**RECORDS SUPPLIED**
------------------------------

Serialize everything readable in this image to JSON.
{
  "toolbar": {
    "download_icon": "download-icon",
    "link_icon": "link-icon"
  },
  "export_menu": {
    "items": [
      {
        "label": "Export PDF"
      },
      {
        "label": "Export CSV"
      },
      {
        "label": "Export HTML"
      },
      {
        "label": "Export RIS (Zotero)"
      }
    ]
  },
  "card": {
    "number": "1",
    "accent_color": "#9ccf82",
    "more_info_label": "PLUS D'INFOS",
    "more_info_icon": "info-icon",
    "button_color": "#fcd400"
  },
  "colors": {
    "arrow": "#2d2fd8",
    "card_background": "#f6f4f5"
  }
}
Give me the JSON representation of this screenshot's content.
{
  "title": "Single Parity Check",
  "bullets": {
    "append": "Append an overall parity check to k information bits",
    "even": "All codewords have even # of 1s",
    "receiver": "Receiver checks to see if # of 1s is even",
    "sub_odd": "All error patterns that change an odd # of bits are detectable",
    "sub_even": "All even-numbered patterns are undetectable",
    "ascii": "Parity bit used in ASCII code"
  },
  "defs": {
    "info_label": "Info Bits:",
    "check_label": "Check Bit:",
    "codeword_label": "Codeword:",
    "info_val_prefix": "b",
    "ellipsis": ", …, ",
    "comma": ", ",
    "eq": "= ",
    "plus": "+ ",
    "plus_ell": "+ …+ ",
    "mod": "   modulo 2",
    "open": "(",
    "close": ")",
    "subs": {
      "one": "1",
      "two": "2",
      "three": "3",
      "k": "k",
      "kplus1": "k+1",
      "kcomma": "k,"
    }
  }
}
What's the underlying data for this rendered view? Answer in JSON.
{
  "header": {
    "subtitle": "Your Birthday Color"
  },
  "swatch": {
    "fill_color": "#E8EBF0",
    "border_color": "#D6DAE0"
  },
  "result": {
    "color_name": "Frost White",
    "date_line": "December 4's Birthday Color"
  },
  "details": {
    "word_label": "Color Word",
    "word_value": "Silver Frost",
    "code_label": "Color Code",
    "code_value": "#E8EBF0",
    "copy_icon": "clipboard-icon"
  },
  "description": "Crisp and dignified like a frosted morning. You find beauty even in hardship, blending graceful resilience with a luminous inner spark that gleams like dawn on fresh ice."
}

------------------------------

**GIVEN REQUEST**
Write out the entries above once more, without altering anything.

**WRITTEN SOLUTION**
Serialize everything readable in this image to JSON.
{
  "toolbar": {
    "download_icon": "download-icon",
    "link_icon": "link-icon"
  },
  "export_menu": {
    "items": [
      {
        "label": "Export PDF"
      },
      {
        "label": "Export CSV"
      },
      {
        "label": "Export HTML"
      },
      {
        "label": "Export RIS (Zotero)"
      }
    ]
  },
  "card": {
    "number": "1",
    "accent_color": "#9ccf82",
    "more_info_label": "PLUS D'INFOS",
    "more_info_icon": "info-icon",
    "button_color": "#fcd400"
  },
  "colors": {
    "arrow": "#2d2fd8",
    "card_background": "#f6f4f5"
  }
}
Give me the JSON representation of this screenshot's content.
{
  "title": "Single Parity Check",
  "bullets": {
    "append": "Append an overall parity check to k information bits",
    "even": "All codewords have even # of 1s",
    "receiver": "Receiver checks to see if # of 1s is even",
    "sub_odd": "All error patterns that change an odd # of bits are detectable",
    "sub_even": "All even-numbered patterns are undetectable",
    "ascii": "Parity bit used in ASCII code"
  },
  "defs": {
    "info_label": "Info Bits:",
    "check_label": "Check Bit:",
    "codeword_label": "Codeword:",
    "info_val_prefix": "b",
    "ellipsis": ", …, ",
    "comma": ", ",
    "eq": "= ",
    "plus": "+ ",
    "plus_ell": "+ …+ ",
    "mod": "   modulo 2",
    "open": "(",
    "close": ")",
    "subs": {
      "one": "1",
      "two": "2",
      "three": "3",
      "k": "k",
      "kplus1": "k+1",
      "kcomma": "k,"
    }
  }
}
What's the underlying data for this rendered view? Answer in JSON.
{
  "header": {
    "subtitle": "Your Birthday Color"
  },
  "swatch": {
    "fill_color": "#E8EBF0",
    "border_color": "#D6DAE0"
  },
  "result": {
    "color_name": "Frost White",
    "date_line": "December 4's Birthday Color"
  },
  "details": {
    "word_label": "Color Word",
    "word_value": "Silver Frost",
    "code_label": "Color Code",
    "code_value": "#E8EBF0",
    "copy_icon": "clipboard-icon"
  },
  "description": "Crisp and dignified like a frosted morning. You find beauty even in hardship, blending graceful resilience with a luminous inner spark that gleams like dawn on fresh ice."
}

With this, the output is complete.